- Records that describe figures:
## BEGIN

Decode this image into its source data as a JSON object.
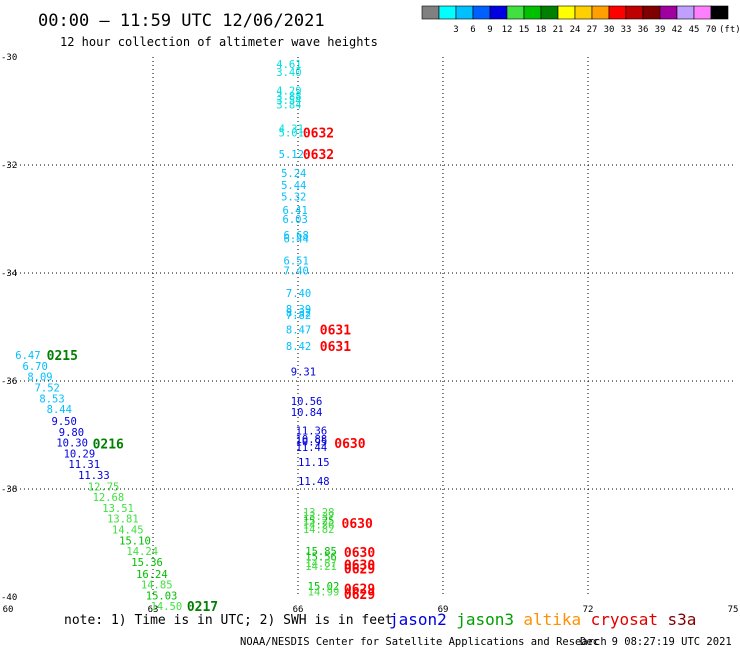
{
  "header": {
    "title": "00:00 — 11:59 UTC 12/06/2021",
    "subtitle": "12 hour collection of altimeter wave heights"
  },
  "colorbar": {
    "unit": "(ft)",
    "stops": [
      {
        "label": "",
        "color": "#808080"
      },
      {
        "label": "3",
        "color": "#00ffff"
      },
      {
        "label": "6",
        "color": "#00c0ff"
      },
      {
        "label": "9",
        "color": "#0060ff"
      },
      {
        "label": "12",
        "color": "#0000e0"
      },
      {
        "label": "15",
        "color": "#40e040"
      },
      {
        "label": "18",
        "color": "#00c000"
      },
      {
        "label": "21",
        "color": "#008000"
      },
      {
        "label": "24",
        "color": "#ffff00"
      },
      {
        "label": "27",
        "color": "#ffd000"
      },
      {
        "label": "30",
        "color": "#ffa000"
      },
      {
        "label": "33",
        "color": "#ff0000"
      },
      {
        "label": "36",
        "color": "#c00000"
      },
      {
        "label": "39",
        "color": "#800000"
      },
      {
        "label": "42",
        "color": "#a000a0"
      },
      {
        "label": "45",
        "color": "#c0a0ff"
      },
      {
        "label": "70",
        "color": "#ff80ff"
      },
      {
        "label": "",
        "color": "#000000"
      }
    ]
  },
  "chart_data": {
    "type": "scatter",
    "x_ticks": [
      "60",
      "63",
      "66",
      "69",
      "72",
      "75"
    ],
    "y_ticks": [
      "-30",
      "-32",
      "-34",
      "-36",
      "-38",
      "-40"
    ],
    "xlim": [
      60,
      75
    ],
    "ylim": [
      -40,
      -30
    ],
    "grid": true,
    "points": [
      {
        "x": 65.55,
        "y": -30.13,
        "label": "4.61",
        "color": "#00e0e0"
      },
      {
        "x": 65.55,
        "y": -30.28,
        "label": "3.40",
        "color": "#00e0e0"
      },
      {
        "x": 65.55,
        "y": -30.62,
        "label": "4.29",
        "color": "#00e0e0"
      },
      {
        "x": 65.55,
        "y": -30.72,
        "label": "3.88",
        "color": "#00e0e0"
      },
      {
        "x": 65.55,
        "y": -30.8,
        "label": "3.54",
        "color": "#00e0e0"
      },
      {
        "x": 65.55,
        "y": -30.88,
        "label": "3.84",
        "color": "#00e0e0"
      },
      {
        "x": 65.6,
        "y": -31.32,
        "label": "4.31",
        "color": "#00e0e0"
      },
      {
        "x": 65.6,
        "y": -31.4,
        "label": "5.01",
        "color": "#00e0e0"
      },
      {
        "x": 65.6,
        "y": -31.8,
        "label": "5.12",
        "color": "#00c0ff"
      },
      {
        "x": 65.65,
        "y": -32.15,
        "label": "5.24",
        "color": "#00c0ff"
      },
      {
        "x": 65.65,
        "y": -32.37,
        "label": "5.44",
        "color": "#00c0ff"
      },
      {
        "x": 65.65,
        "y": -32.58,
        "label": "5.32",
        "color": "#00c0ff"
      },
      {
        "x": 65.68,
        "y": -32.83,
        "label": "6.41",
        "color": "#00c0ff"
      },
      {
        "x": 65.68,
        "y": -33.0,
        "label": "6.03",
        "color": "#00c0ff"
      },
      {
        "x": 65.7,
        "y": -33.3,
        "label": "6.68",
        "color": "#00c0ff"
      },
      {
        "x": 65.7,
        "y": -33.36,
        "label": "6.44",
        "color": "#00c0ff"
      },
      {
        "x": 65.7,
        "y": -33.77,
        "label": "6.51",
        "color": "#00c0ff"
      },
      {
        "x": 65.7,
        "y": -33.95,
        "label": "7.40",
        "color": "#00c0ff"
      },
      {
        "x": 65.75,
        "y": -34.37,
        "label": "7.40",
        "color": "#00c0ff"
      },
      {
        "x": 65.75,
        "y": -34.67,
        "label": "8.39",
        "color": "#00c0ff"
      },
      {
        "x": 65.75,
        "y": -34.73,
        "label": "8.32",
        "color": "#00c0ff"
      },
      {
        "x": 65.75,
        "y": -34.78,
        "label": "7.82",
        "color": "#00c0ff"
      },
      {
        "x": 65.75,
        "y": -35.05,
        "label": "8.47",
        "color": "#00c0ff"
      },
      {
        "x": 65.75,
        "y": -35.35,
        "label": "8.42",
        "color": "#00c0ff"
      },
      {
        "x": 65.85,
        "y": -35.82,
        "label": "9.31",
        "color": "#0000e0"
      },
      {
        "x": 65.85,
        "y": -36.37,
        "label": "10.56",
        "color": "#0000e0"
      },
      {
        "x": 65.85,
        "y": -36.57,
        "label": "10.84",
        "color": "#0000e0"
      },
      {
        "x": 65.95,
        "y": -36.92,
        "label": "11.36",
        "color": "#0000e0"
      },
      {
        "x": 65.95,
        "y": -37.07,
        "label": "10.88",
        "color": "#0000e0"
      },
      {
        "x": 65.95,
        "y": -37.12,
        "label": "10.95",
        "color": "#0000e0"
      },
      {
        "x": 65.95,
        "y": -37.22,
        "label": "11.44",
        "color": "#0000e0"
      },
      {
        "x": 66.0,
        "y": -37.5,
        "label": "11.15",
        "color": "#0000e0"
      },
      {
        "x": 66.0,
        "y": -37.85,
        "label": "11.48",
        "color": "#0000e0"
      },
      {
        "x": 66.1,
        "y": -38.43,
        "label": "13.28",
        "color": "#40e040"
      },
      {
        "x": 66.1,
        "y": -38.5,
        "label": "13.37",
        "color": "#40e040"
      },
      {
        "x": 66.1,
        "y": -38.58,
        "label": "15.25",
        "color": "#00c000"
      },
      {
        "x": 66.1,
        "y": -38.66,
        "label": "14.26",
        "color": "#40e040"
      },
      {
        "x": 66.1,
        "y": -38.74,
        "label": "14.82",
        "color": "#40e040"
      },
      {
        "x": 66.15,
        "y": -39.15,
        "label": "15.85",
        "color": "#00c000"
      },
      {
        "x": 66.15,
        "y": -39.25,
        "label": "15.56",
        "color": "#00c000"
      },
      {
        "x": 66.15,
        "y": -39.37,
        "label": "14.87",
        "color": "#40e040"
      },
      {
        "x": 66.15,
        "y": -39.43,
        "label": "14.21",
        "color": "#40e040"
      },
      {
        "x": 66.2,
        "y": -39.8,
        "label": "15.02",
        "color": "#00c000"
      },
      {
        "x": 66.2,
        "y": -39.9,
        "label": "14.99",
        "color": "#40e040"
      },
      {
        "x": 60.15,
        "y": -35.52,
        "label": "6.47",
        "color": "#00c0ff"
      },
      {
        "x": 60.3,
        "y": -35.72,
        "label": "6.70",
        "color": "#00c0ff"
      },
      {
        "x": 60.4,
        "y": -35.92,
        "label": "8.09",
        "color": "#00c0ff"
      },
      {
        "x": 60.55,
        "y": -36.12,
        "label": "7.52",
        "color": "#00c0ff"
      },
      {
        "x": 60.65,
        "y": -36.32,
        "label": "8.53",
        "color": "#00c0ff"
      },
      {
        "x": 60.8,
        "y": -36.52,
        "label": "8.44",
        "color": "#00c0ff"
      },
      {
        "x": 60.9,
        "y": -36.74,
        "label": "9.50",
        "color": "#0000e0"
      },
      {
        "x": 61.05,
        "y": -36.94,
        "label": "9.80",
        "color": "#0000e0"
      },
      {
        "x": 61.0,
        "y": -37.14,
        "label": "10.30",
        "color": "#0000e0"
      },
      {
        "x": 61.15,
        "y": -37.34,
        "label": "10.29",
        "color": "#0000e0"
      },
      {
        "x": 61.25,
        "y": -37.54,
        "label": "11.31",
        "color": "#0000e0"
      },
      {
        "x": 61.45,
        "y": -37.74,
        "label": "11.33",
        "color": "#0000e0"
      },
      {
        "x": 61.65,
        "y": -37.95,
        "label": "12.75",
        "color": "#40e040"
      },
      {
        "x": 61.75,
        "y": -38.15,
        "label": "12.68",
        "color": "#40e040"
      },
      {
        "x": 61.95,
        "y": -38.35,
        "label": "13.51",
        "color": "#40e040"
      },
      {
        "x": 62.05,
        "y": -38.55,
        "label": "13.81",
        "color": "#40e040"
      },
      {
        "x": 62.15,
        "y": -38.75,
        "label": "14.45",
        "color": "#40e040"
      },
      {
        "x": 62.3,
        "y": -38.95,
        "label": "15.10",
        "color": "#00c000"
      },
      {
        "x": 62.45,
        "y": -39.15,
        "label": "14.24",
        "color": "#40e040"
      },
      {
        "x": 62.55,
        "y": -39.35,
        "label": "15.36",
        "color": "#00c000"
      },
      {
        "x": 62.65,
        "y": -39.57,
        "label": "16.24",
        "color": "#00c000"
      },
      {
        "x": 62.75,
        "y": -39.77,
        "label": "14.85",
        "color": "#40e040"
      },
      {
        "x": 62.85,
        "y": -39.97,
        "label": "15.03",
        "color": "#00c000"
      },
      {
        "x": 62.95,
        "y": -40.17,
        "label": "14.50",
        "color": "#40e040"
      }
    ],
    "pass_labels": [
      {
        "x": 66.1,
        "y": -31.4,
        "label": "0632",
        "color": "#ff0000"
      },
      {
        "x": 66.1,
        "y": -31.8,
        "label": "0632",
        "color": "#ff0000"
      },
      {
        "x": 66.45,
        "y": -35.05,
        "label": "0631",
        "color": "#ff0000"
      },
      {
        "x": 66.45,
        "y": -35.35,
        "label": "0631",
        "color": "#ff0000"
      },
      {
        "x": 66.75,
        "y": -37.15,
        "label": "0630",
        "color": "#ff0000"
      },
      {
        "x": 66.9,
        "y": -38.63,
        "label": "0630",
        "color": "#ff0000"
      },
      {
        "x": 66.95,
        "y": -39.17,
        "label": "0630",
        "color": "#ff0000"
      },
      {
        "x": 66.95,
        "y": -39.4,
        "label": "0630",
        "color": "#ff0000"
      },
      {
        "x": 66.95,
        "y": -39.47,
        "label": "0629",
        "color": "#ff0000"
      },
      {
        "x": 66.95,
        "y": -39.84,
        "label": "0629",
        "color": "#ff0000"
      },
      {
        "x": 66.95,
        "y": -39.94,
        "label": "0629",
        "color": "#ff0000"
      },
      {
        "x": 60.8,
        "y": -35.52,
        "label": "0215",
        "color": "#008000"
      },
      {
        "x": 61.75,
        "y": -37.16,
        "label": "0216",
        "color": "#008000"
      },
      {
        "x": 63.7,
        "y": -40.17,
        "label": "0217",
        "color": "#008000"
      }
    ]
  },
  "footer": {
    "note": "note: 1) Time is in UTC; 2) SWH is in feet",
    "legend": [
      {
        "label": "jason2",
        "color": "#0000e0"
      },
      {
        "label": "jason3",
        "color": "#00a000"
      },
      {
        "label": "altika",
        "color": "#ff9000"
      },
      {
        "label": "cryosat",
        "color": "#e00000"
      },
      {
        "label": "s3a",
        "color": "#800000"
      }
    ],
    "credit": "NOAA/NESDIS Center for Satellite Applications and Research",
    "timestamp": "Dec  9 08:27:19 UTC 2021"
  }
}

## END
## BEGIN

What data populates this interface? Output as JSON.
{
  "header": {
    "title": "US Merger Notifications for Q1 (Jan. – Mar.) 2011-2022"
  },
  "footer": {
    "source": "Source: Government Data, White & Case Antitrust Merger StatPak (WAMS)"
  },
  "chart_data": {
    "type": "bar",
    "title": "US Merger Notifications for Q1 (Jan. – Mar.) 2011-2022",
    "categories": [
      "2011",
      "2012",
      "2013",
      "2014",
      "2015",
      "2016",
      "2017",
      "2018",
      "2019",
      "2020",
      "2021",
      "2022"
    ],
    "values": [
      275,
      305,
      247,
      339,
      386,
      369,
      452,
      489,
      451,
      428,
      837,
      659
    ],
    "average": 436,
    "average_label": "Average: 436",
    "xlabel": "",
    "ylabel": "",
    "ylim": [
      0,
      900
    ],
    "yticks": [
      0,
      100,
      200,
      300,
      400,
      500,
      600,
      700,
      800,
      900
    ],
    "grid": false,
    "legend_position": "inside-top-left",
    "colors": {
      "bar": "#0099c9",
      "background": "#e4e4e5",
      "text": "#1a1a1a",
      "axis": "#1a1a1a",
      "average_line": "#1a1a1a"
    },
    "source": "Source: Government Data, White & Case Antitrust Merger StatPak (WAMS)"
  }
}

## END
## BEGIN

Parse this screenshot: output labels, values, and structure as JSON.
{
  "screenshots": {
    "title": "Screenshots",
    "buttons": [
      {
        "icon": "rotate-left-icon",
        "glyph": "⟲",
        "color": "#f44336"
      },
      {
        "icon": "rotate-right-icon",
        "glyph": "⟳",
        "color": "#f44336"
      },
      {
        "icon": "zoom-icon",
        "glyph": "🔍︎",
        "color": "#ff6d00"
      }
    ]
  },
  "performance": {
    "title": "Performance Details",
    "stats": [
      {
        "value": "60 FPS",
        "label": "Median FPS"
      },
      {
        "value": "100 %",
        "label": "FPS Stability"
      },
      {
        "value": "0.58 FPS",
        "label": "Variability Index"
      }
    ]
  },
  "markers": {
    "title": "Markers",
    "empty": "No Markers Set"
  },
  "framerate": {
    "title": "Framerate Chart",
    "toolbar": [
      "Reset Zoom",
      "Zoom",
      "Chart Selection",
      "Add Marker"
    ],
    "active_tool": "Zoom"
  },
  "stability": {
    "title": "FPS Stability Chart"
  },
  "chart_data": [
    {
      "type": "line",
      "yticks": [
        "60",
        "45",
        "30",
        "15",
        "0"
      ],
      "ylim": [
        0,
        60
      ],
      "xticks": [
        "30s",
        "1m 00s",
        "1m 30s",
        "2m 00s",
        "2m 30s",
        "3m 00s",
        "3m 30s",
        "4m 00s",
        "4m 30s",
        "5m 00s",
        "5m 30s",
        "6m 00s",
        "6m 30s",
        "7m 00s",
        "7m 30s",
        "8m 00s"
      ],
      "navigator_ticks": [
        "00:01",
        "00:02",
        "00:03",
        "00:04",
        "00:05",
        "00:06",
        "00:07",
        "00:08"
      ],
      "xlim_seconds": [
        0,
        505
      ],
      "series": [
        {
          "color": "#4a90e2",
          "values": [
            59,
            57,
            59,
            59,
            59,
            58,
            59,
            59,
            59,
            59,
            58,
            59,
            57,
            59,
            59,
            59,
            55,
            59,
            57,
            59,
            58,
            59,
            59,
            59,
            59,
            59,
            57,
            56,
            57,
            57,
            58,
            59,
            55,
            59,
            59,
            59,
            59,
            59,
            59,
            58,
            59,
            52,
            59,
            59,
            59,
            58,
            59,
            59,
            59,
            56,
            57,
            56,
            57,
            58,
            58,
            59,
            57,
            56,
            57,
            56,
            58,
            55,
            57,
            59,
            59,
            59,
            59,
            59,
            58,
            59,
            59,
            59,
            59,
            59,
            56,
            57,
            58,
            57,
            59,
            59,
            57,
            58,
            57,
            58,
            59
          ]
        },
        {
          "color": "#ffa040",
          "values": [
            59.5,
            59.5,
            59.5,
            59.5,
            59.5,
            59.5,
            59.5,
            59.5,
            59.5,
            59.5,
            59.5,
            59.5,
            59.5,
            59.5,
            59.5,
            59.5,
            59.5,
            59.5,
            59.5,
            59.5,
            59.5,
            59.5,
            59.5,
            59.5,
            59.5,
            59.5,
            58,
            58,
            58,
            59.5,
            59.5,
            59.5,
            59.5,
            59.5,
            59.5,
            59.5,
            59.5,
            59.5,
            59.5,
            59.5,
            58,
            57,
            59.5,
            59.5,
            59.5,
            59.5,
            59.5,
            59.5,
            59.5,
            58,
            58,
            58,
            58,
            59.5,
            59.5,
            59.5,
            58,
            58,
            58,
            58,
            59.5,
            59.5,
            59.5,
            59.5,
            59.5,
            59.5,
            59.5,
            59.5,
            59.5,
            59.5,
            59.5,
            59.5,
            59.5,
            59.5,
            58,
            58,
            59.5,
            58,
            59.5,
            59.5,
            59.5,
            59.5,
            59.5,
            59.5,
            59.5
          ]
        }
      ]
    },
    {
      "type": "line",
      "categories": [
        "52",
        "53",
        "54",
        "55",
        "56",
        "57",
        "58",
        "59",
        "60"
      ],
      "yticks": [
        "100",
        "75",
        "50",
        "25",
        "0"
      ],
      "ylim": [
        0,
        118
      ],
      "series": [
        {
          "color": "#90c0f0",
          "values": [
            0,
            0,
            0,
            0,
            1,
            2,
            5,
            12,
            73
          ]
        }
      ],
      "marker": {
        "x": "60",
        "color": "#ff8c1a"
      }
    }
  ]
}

## END

- WHAT IS NEEDED: Report every line containing the word "JSON" from the listing above.

- SOLUTION TO THE EXERCISE:
Decode this image into its source data as a JSON object.
What data populates this interface? Output as JSON.
Parse this screenshot: output labels, values, and structure as JSON.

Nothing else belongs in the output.